[DATA start]
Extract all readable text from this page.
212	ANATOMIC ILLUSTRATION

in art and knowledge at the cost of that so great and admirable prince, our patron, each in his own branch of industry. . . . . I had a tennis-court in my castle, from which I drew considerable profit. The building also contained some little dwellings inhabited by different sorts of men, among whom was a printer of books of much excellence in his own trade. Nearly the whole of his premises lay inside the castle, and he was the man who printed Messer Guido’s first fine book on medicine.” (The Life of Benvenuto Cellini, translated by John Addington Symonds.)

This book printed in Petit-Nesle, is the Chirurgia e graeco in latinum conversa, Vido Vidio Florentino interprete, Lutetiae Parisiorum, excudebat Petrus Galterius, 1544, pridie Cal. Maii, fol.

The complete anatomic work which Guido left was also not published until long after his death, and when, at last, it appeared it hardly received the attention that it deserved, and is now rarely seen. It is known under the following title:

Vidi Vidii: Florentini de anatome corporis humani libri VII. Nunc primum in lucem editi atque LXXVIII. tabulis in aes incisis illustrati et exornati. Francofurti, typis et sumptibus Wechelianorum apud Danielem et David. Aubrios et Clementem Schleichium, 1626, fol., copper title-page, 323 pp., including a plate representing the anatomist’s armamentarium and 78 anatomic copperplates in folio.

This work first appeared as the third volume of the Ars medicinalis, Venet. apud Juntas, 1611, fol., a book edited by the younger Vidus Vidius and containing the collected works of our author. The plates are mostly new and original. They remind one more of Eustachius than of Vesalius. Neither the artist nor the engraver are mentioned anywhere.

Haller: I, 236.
[DATA end]
> _WHAT TO PRODUCE_: Copy all lines from the data that hold the word "apud".

> _THE RESPONSE_:
Vidi Vidii: Florentini de anatome corporis humani libri VII. Nunc primum in lucem editi atque LXXVIII. tabulis in aes incisis illustrati et exornati. Francofurti, typis et sumptibus Wechelianorum apud Danielem et David. Aubrios et Clementem Schleichium, 1626, fol., copper title-page, 323 pp., including a plate representing the anatomist’s armamentarium and 78 anatomic copperplates in folio.
This work first appeared as the third volume of the Ars medicinalis, Venet. apud Juntas, 1611, fol., a book edited by the younger Vidus Vidius and containing the collected works of our author. The plates are mostly new and original. They remind one more of Eustachius than of Vesalius. Neither the artist nor the engraver are mentioned anywhere.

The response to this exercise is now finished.